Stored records
● ● ● ●

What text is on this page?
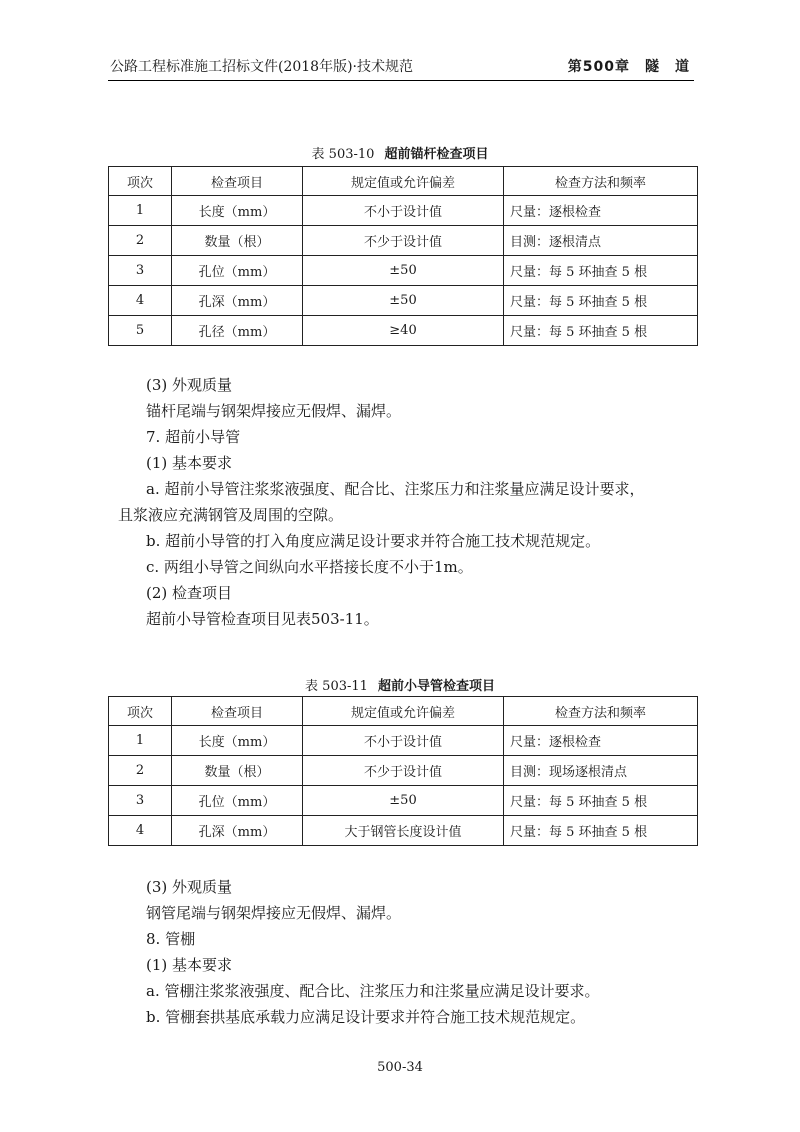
公路工程标准施工招标文件(2018年版)·技术规范	第500章　隧　道
表 503-10 超前锚杆检查项目
项次	检查项目	规定值或允许偏差	检查方法和频率
1	长度（mm）	不小于设计值	尺量：逐根检查
2	数量（根）	不少于设计值	目测：逐根清点
3	孔位（mm）	±50	尺量：每 5 环抽查 5 根
4	孔深（mm）	±50	尺量：每 5 环抽查 5 根
5	孔径（mm）	≥40	尺量：每 5 环抽查 5 根
(3) 外观质量
锚杆尾端与钢架焊接应无假焊、漏焊。
7. 超前小导管
(1) 基本要求
a. 超前小导管注浆浆液强度、配合比、注浆压力和注浆量应满足设计要求，
且浆液应充满钢管及周围的空隙。
b. 超前小导管的打入角度应满足设计要求并符合施工技术规范规定。
c. 两组小导管之间纵向水平搭接长度不小于1m。
(2) 检查项目
超前小导管检查项目见表503-11。
表 503-11 超前小导管检查项目
项次	检查项目	规定值或允许偏差	检查方法和频率
1	长度（mm）	不小于设计值	尺量：逐根检查
2	数量（根）	不少于设计值	目测：现场逐根清点
3	孔位（mm）	±50	尺量：每 5 环抽查 5 根
4	孔深（mm）	大于钢管长度设计值	尺量：每 5 环抽查 5 根
(3) 外观质量
钢管尾端与钢架焊接应无假焊、漏焊。
8. 管棚
(1) 基本要求
a. 管棚注浆浆液强度、配合比、注浆压力和注浆量应满足设计要求。
b. 管棚套拱基底承载力应满足设计要求并符合施工技术规范规定。
500-34
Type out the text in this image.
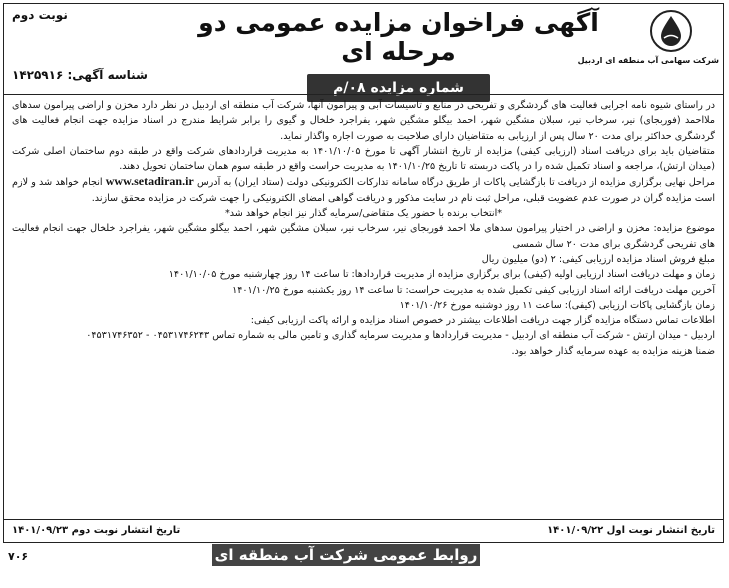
نوبت دوم
شناسه آگهی: ۱۴۲۵۹۱۶
آگهی فراخوان مزایده عمومی دو مرحله ای
شماره مزایده ۰۸/م
شرکت سهامی آب منطقه ای اردبیل

در راستای شیوه نامه اجرایی فعالیت های گردشگری و تفریحی در منابع و تاسیسات آبی و پیرامون آنها، شرکت آب منطقه ای اردبیل در نظر دارد مخزن و اراضی پیرامون سدهای ملااحمد (فوربجای) نیر، سرخاب نیر، سبلان مشگین شهر، احمد بیگلو مشگین شهر، یفراجرد خلخال و گیوی را برابر شرایط مندرج در اسناد مزایده جهت انجام فعالیت های گردشگری حداکثر برای مدت ۲۰ سال پس از ارزیابی به متقاضیان دارای صلاحیت به صورت اجاره واگذار نماید.

متقاضیان باید برای دریافت اسناد (ارزیابی کیفی) مزایده از تاریخ انتشار آگهی تا مورخ ۱۴۰۱/۱۰/۰۵ به مدیریت قراردادهای شرکت واقع در طبقه دوم ساختمان اصلی شرکت (میدان ارتش)، مراجعه و اسناد تکمیل شده را در پاکت دربسته تا تاریخ ۱۴۰۱/۱۰/۲۵ به مدیریت حراست واقع در طبقه سوم همان ساختمان تحویل دهند.

مراحل نهایی برگزاری مزایده از دریافت تا بازگشایی پاکات از طریق درگاه سامانه تدارکات الکترونیکی دولت (ستاد ایران) به آدرس www.setadiran.ir انجام خواهد شد و لازم است مزایده گران در صورت عدم عضویت قبلی، مراحل ثبت نام در سایت مذکور و دریافت گواهی امضای الکترونیکی را جهت شرکت در مزایده محقق سازند.

*انتخاب برنده با حضور یک متقاضی/سرمایه گذار نیز انجام خواهد شد*

موضوع مزایده: مخزن و اراضی در اختیار پیرامون سدهای ملا احمد فوربجای نیر، سرخاب نیر، سبلان مشگین شهر، احمد بیگلو مشگین شهر، یفراجرد خلخال جهت انجام فعالیت های تفریحی گردشگری برای مدت ۲۰ سال شمسی

مبلغ فروش اسناد مزایده ارزیابی کیفی: ۲ (دو) میلیون ریال

زمان و مهلت دریافت اسناد ارزیابی اولیه (کیفی) برای برگزاری مزایده از مدیریت قراردادها: تا ساعت ۱۴ روز چهارشنبه مورخ ۱۴۰۱/۱۰/۰۵

آخرین مهلت دریافت ارائه اسناد ارزیابی کیفی تکمیل شده به مدیریت حراست: تا ساعت ۱۴ روز یکشنبه مورخ ۱۴۰۱/۱۰/۲۵

زمان بازگشایی پاکات ارزیابی (کیفی): ساعت ۱۱ روز دوشنبه مورخ ۱۴۰۱/۱۰/۲۶

اطلاعات تماس دستگاه مزایده گزار جهت دریافت اطلاعات بیشتر در خصوص اسناد مزایده و ارائه پاکت ارزیابی کیفی:

اردبیل - میدان ارتش - شرکت آب منطقه ای اردبیل - مدیریت قراردادها و مدیریت سرمایه گذاری و تامین مالی به شماره تماس ۰۴۵۳۱۷۴۶۲۴۳ - ۰۴۵۳۱۷۴۶۳۵۲

ضمنا هزینه مزایده به عهده سرمایه گذار خواهد بود.

تاریخ انتشار نوبت اول ۱۴۰۱/۰۹/۲۲
تاریخ انتشار نوبت دوم ۱۴۰۱/۰۹/۲۳
روابط عمومی شرکت آب منطقه ای اردبیل
۷۰۶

● ● ● ●

Your objective:
Leave out every picture and copy the rest of the records exactly.

Response:
What text is on this page?
公路工程标准施工招标文件(2018年版)·技术规范	第500章　隧　道
表 503-10 超前锚杆检查项目
项次	检查项目	规定值或允许偏差	检查方法和频率
1	长度（mm）	不小于设计值	尺量：逐根检查
2	数量（根）	不少于设计值	目测：逐根清点
3	孔位（mm）	±50	尺量：每 5 环抽查 5 根
4	孔深（mm）	±50	尺量：每 5 环抽查 5 根
5	孔径（mm）	≥40	尺量：每 5 环抽查 5 根
(3) 外观质量
锚杆尾端与钢架焊接应无假焊、漏焊。
7. 超前小导管
(1) 基本要求
a. 超前小导管注浆浆液强度、配合比、注浆压力和注浆量应满足设计要求，
且浆液应充满钢管及周围的空隙。
b. 超前小导管的打入角度应满足设计要求并符合施工技术规范规定。
c. 两组小导管之间纵向水平搭接长度不小于1m。
(2) 检查项目
超前小导管检查项目见表503-11。
表 503-11 超前小导管检查项目
项次	检查项目	规定值或允许偏差	检查方法和频率
1	长度（mm）	不小于设计值	尺量：逐根检查
2	数量（根）	不少于设计值	目测：现场逐根清点
3	孔位（mm）	±50	尺量：每 5 环抽查 5 根
4	孔深（mm）	大于钢管长度设计值	尺量：每 5 环抽查 5 根
(3) 外观质量
钢管尾端与钢架焊接应无假焊、漏焊。
8. 管棚
(1) 基本要求
a. 管棚注浆浆液强度、配合比、注浆压力和注浆量应满足设计要求。
b. 管棚套拱基底承载力应满足设计要求并符合施工技术规范规定。
500-34
Type out the text in this image.
نوبت دوم
شناسه آگهی: ۱۴۲۵۹۱۶
آگهی فراخوان مزایده عمومی دو مرحله ای
شماره مزایده ۰۸/م
شرکت سهامی آب منطقه ای اردبیل

در راستای شیوه نامه اجرایی فعالیت های گردشگری و تفریحی در منابع و تاسیسات آبی و پیرامون آنها، شرکت آب منطقه ای اردبیل در نظر دارد مخزن و اراضی پیرامون سدهای ملااحمد (فوربجای) نیر، سرخاب نیر، سبلان مشگین شهر، احمد بیگلو مشگین شهر، یفراجرد خلخال و گیوی را برابر شرایط مندرج در اسناد مزایده جهت انجام فعالیت های گردشگری حداکثر برای مدت ۲۰ سال پس از ارزیابی به متقاضیان دارای صلاحیت به صورت اجاره واگذار نماید.

متقاضیان باید برای دریافت اسناد (ارزیابی کیفی) مزایده از تاریخ انتشار آگهی تا مورخ ۱۴۰۱/۱۰/۰۵ به مدیریت قراردادهای شرکت واقع در طبقه دوم ساختمان اصلی شرکت (میدان ارتش)، مراجعه و اسناد تکمیل شده را در پاکت دربسته تا تاریخ ۱۴۰۱/۱۰/۲۵ به مدیریت حراست واقع در طبقه سوم همان ساختمان تحویل دهند.

مراحل نهایی برگزاری مزایده از دریافت تا بازگشایی پاکات از طریق درگاه سامانه تدارکات الکترونیکی دولت (ستاد ایران) به آدرس www.setadiran.ir انجام خواهد شد و لازم است مزایده گران در صورت عدم عضویت قبلی، مراحل ثبت نام در سایت مذکور و دریافت گواهی امضای الکترونیکی را جهت شرکت در مزایده محقق سازند.

*انتخاب برنده با حضور یک متقاضی/سرمایه گذار نیز انجام خواهد شد*

موضوع مزایده: مخزن و اراضی در اختیار پیرامون سدهای ملا احمد فوربجای نیر، سرخاب نیر، سبلان مشگین شهر، احمد بیگلو مشگین شهر، یفراجرد خلخال جهت انجام فعالیت های تفریحی گردشگری برای مدت ۲۰ سال شمسی

مبلغ فروش اسناد مزایده ارزیابی کیفی: ۲ (دو) میلیون ریال

زمان و مهلت دریافت اسناد ارزیابی اولیه (کیفی) برای برگزاری مزایده از مدیریت قراردادها: تا ساعت ۱۴ روز چهارشنبه مورخ ۱۴۰۱/۱۰/۰۵

آخرین مهلت دریافت ارائه اسناد ارزیابی کیفی تکمیل شده به مدیریت حراست: تا ساعت ۱۴ روز یکشنبه مورخ ۱۴۰۱/۱۰/۲۵

زمان بازگشایی پاکات ارزیابی (کیفی): ساعت ۱۱ روز دوشنبه مورخ ۱۴۰۱/۱۰/۲۶

اطلاعات تماس دستگاه مزایده گزار جهت دریافت اطلاعات بیشتر در خصوص اسناد مزایده و ارائه پاکت ارزیابی کیفی:

اردبیل - میدان ارتش - شرکت آب منطقه ای اردبیل - مدیریت قراردادها و مدیریت سرمایه گذاری و تامین مالی به شماره تماس ۰۴۵۳۱۷۴۶۲۴۳ - ۰۴۵۳۱۷۴۶۳۵۲

ضمنا هزینه مزایده به عهده سرمایه گذار خواهد بود.

تاریخ انتشار نوبت اول ۱۴۰۱/۰۹/۲۲
تاریخ انتشار نوبت دوم ۱۴۰۱/۰۹/۲۳
روابط عمومی شرکت آب منطقه ای اردبیل
۷۰۶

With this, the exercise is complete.